::: DATASET ROWS :::

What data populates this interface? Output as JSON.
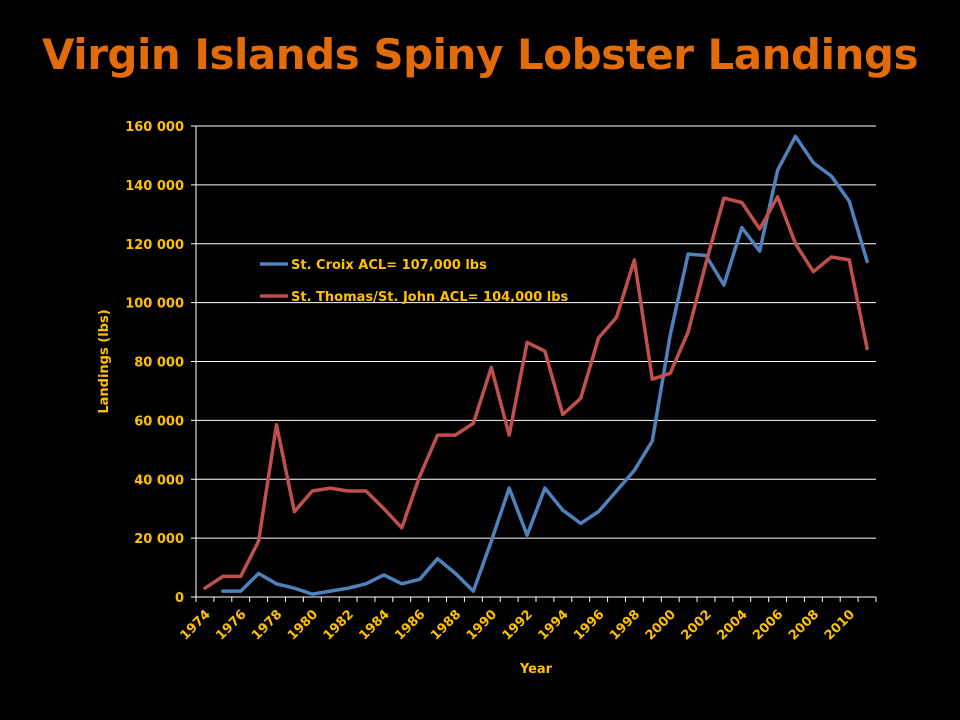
{
  "title": "Virgin Islands Spiny Lobster Landings",
  "chart_data": {
    "type": "line",
    "title": "Virgin Islands Spiny Lobster Landings",
    "xlabel": "Year",
    "ylabel": "Landings (lbs)",
    "ylim": [
      0,
      160000
    ],
    "xlim": [
      1974,
      2011
    ],
    "y_ticks": [
      "0",
      "20 000",
      "40 000",
      "60 000",
      "80 000",
      "100 000",
      "120 000",
      "140 000",
      "160 000"
    ],
    "x_ticks": [
      "1974",
      "1976",
      "1978",
      "1980",
      "1982",
      "1984",
      "1986",
      "1988",
      "1990",
      "1992",
      "1994",
      "1996",
      "1998",
      "2000",
      "2002",
      "2004",
      "2006",
      "2008",
      "2010"
    ],
    "grid": "horizontal",
    "legend_position": "upper-left inside",
    "series": [
      {
        "name": "St. Croix ACL= 107,000 lbs",
        "color": "#4f81bd",
        "x": [
          1975,
          1976,
          1977,
          1978,
          1979,
          1980,
          1981,
          1982,
          1983,
          1984,
          1985,
          1986,
          1987,
          1988,
          1989,
          1990,
          1991,
          1992,
          1993,
          1994,
          1995,
          1996,
          1997,
          1998,
          1999,
          2000,
          2001,
          2002,
          2003,
          2004,
          2005,
          2006,
          2007,
          2008,
          2009,
          2010,
          2011
        ],
        "values": [
          2000,
          2000,
          8000,
          4500,
          3000,
          1000,
          2000,
          3000,
          4500,
          7500,
          4500,
          6000,
          13000,
          8000,
          2000,
          19000,
          37000,
          21000,
          37000,
          29500,
          25000,
          29000,
          36000,
          43000,
          53000,
          89000,
          116500,
          116000,
          106000,
          125500,
          117500,
          145000,
          156500,
          147500,
          143000,
          134500,
          114000
        ]
      },
      {
        "name": "St. Thomas/St. John ACL= 104,000 lbs",
        "color": "#c0504d",
        "x": [
          1974,
          1975,
          1976,
          1977,
          1978,
          1979,
          1980,
          1981,
          1982,
          1983,
          1984,
          1985,
          1986,
          1987,
          1988,
          1989,
          1990,
          1991,
          1992,
          1993,
          1994,
          1995,
          1996,
          1997,
          1998,
          1999,
          2000,
          2001,
          2002,
          2003,
          2004,
          2005,
          2006,
          2007,
          2008,
          2009,
          2010,
          2011
        ],
        "values": [
          3000,
          7000,
          7000,
          19000,
          58500,
          29000,
          36000,
          37000,
          36000,
          36000,
          30000,
          23500,
          41000,
          55000,
          55000,
          59000,
          78000,
          55000,
          86500,
          83500,
          62000,
          67500,
          88000,
          95000,
          114500,
          74000,
          76000,
          90000,
          113500,
          135500,
          134000,
          125000,
          136000,
          120000,
          110500,
          115500,
          114500,
          84500
        ]
      }
    ]
  }
}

:::

### CHALLENGE:
Skip the pictures, then retype every line above exactly.

### OUTPUT FOR THIS EXERCISE:
What data populates this interface? Output as JSON.
{
  "title": "Virgin Islands Spiny Lobster Landings",
  "chart_data": {
    "type": "line",
    "title": "Virgin Islands Spiny Lobster Landings",
    "xlabel": "Year",
    "ylabel": "Landings (lbs)",
    "ylim": [
      0,
      160000
    ],
    "xlim": [
      1974,
      2011
    ],
    "y_ticks": [
      "0",
      "20 000",
      "40 000",
      "60 000",
      "80 000",
      "100 000",
      "120 000",
      "140 000",
      "160 000"
    ],
    "x_ticks": [
      "1974",
      "1976",
      "1978",
      "1980",
      "1982",
      "1984",
      "1986",
      "1988",
      "1990",
      "1992",
      "1994",
      "1996",
      "1998",
      "2000",
      "2002",
      "2004",
      "2006",
      "2008",
      "2010"
    ],
    "grid": "horizontal",
    "legend_position": "upper-left inside",
    "series": [
      {
        "name": "St. Croix ACL= 107,000 lbs",
        "color": "#4f81bd",
        "x": [
          1975,
          1976,
          1977,
          1978,
          1979,
          1980,
          1981,
          1982,
          1983,
          1984,
          1985,
          1986,
          1987,
          1988,
          1989,
          1990,
          1991,
          1992,
          1993,
          1994,
          1995,
          1996,
          1997,
          1998,
          1999,
          2000,
          2001,
          2002,
          2003,
          2004,
          2005,
          2006,
          2007,
          2008,
          2009,
          2010,
          2011
        ],
        "values": [
          2000,
          2000,
          8000,
          4500,
          3000,
          1000,
          2000,
          3000,
          4500,
          7500,
          4500,
          6000,
          13000,
          8000,
          2000,
          19000,
          37000,
          21000,
          37000,
          29500,
          25000,
          29000,
          36000,
          43000,
          53000,
          89000,
          116500,
          116000,
          106000,
          125500,
          117500,
          145000,
          156500,
          147500,
          143000,
          134500,
          114000
        ]
      },
      {
        "name": "St. Thomas/St. John ACL= 104,000 lbs",
        "color": "#c0504d",
        "x": [
          1974,
          1975,
          1976,
          1977,
          1978,
          1979,
          1980,
          1981,
          1982,
          1983,
          1984,
          1985,
          1986,
          1987,
          1988,
          1989,
          1990,
          1991,
          1992,
          1993,
          1994,
          1995,
          1996,
          1997,
          1998,
          1999,
          2000,
          2001,
          2002,
          2003,
          2004,
          2005,
          2006,
          2007,
          2008,
          2009,
          2010,
          2011
        ],
        "values": [
          3000,
          7000,
          7000,
          19000,
          58500,
          29000,
          36000,
          37000,
          36000,
          36000,
          30000,
          23500,
          41000,
          55000,
          55000,
          59000,
          78000,
          55000,
          86500,
          83500,
          62000,
          67500,
          88000,
          95000,
          114500,
          74000,
          76000,
          90000,
          113500,
          135500,
          134000,
          125000,
          136000,
          120000,
          110500,
          115500,
          114500,
          84500
        ]
      }
    ]
  }
}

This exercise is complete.